OBJECTIVE » Below is a set of records. Repeat all of them exactly.
---*---
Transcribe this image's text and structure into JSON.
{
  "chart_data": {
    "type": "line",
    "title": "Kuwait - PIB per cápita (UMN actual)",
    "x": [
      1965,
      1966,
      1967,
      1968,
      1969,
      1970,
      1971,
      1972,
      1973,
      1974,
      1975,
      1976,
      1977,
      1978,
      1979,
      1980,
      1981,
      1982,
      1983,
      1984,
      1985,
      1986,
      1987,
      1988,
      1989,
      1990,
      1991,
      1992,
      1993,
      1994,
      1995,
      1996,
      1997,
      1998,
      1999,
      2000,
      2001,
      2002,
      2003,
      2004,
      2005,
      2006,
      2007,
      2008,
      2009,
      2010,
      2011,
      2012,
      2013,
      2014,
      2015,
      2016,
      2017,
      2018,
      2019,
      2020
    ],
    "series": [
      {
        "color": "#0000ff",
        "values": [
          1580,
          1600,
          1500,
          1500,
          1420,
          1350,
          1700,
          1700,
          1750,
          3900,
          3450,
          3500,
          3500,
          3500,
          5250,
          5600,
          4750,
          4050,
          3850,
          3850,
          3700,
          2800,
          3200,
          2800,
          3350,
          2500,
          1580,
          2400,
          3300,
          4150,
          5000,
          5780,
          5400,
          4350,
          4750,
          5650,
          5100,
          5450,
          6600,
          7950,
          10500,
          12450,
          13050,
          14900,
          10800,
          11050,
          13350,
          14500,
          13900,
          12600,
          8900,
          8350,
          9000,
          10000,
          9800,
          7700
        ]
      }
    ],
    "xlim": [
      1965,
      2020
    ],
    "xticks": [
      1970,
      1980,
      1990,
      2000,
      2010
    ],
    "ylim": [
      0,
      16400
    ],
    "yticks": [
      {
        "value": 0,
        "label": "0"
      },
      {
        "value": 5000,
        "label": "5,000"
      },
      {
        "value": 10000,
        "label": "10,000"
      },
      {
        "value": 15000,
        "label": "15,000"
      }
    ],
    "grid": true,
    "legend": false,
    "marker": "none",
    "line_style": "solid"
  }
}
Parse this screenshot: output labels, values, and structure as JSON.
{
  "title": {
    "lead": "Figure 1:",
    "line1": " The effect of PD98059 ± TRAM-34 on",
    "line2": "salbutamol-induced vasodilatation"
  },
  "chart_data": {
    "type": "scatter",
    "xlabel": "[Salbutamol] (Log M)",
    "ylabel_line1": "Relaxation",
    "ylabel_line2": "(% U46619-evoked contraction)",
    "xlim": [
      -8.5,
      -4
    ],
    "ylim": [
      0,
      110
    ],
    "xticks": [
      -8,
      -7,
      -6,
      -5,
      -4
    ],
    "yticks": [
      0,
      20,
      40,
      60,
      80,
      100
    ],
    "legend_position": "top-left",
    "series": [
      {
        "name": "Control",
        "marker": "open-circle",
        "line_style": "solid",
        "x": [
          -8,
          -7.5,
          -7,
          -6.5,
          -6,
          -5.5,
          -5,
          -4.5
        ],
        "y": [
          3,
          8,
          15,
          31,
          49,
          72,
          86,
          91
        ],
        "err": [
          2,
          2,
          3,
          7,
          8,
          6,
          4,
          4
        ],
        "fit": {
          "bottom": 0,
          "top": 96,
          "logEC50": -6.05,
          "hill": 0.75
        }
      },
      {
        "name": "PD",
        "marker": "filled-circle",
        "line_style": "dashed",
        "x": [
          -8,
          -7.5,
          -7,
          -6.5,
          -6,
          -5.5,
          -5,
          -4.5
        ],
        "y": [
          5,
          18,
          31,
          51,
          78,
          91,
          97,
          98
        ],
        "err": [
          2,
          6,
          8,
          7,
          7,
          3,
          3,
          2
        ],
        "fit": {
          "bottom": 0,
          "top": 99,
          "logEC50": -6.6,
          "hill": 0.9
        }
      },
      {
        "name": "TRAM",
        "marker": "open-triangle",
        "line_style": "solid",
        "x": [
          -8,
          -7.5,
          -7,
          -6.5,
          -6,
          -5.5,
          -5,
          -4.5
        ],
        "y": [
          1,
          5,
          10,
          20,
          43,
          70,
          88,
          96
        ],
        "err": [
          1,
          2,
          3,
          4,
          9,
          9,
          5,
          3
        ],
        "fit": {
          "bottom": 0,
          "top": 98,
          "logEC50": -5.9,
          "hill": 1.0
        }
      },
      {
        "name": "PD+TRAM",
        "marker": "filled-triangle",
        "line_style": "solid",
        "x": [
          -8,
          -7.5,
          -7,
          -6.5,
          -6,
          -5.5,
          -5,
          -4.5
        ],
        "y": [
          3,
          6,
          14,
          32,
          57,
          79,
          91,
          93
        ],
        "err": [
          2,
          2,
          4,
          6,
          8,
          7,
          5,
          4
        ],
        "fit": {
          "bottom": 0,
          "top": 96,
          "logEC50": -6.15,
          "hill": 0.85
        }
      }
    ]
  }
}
---*---
THE RESPONSE »
Transcribe this image's text and structure into JSON.
{
  "chart_data": {
    "type": "line",
    "title": "Kuwait - PIB per cápita (UMN actual)",
    "x": [
      1965,
      1966,
      1967,
      1968,
      1969,
      1970,
      1971,
      1972,
      1973,
      1974,
      1975,
      1976,
      1977,
      1978,
      1979,
      1980,
      1981,
      1982,
      1983,
      1984,
      1985,
      1986,
      1987,
      1988,
      1989,
      1990,
      1991,
      1992,
      1993,
      1994,
      1995,
      1996,
      1997,
      1998,
      1999,
      2000,
      2001,
      2002,
      2003,
      2004,
      2005,
      2006,
      2007,
      2008,
      2009,
      2010,
      2011,
      2012,
      2013,
      2014,
      2015,
      2016,
      2017,
      2018,
      2019,
      2020
    ],
    "series": [
      {
        "color": "#0000ff",
        "values": [
          1580,
          1600,
          1500,
          1500,
          1420,
          1350,
          1700,
          1700,
          1750,
          3900,
          3450,
          3500,
          3500,
          3500,
          5250,
          5600,
          4750,
          4050,
          3850,
          3850,
          3700,
          2800,
          3200,
          2800,
          3350,
          2500,
          1580,
          2400,
          3300,
          4150,
          5000,
          5780,
          5400,
          4350,
          4750,
          5650,
          5100,
          5450,
          6600,
          7950,
          10500,
          12450,
          13050,
          14900,
          10800,
          11050,
          13350,
          14500,
          13900,
          12600,
          8900,
          8350,
          9000,
          10000,
          9800,
          7700
        ]
      }
    ],
    "xlim": [
      1965,
      2020
    ],
    "xticks": [
      1970,
      1980,
      1990,
      2000,
      2010
    ],
    "ylim": [
      0,
      16400
    ],
    "yticks": [
      {
        "value": 0,
        "label": "0"
      },
      {
        "value": 5000,
        "label": "5,000"
      },
      {
        "value": 10000,
        "label": "10,000"
      },
      {
        "value": 15000,
        "label": "15,000"
      }
    ],
    "grid": true,
    "legend": false,
    "marker": "none",
    "line_style": "solid"
  }
}
Parse this screenshot: output labels, values, and structure as JSON.
{
  "title": {
    "lead": "Figure 1:",
    "line1": " The effect of PD98059 ± TRAM-34 on",
    "line2": "salbutamol-induced vasodilatation"
  },
  "chart_data": {
    "type": "scatter",
    "xlabel": "[Salbutamol] (Log M)",
    "ylabel_line1": "Relaxation",
    "ylabel_line2": "(% U46619-evoked contraction)",
    "xlim": [
      -8.5,
      -4
    ],
    "ylim": [
      0,
      110
    ],
    "xticks": [
      -8,
      -7,
      -6,
      -5,
      -4
    ],
    "yticks": [
      0,
      20,
      40,
      60,
      80,
      100
    ],
    "legend_position": "top-left",
    "series": [
      {
        "name": "Control",
        "marker": "open-circle",
        "line_style": "solid",
        "x": [
          -8,
          -7.5,
          -7,
          -6.5,
          -6,
          -5.5,
          -5,
          -4.5
        ],
        "y": [
          3,
          8,
          15,
          31,
          49,
          72,
          86,
          91
        ],
        "err": [
          2,
          2,
          3,
          7,
          8,
          6,
          4,
          4
        ],
        "fit": {
          "bottom": 0,
          "top": 96,
          "logEC50": -6.05,
          "hill": 0.75
        }
      },
      {
        "name": "PD",
        "marker": "filled-circle",
        "line_style": "dashed",
        "x": [
          -8,
          -7.5,
          -7,
          -6.5,
          -6,
          -5.5,
          -5,
          -4.5
        ],
        "y": [
          5,
          18,
          31,
          51,
          78,
          91,
          97,
          98
        ],
        "err": [
          2,
          6,
          8,
          7,
          7,
          3,
          3,
          2
        ],
        "fit": {
          "bottom": 0,
          "top": 99,
          "logEC50": -6.6,
          "hill": 0.9
        }
      },
      {
        "name": "TRAM",
        "marker": "open-triangle",
        "line_style": "solid",
        "x": [
          -8,
          -7.5,
          -7,
          -6.5,
          -6,
          -5.5,
          -5,
          -4.5
        ],
        "y": [
          1,
          5,
          10,
          20,
          43,
          70,
          88,
          96
        ],
        "err": [
          1,
          2,
          3,
          4,
          9,
          9,
          5,
          3
        ],
        "fit": {
          "bottom": 0,
          "top": 98,
          "logEC50": -5.9,
          "hill": 1.0
        }
      },
      {
        "name": "PD+TRAM",
        "marker": "filled-triangle",
        "line_style": "solid",
        "x": [
          -8,
          -7.5,
          -7,
          -6.5,
          -6,
          -5.5,
          -5,
          -4.5
        ],
        "y": [
          3,
          6,
          14,
          32,
          57,
          79,
          91,
          93
        ],
        "err": [
          2,
          2,
          4,
          6,
          8,
          7,
          5,
          4
        ],
        "fit": {
          "bottom": 0,
          "top": 96,
          "logEC50": -6.15,
          "hill": 0.85
        }
      }
    ]
  }
}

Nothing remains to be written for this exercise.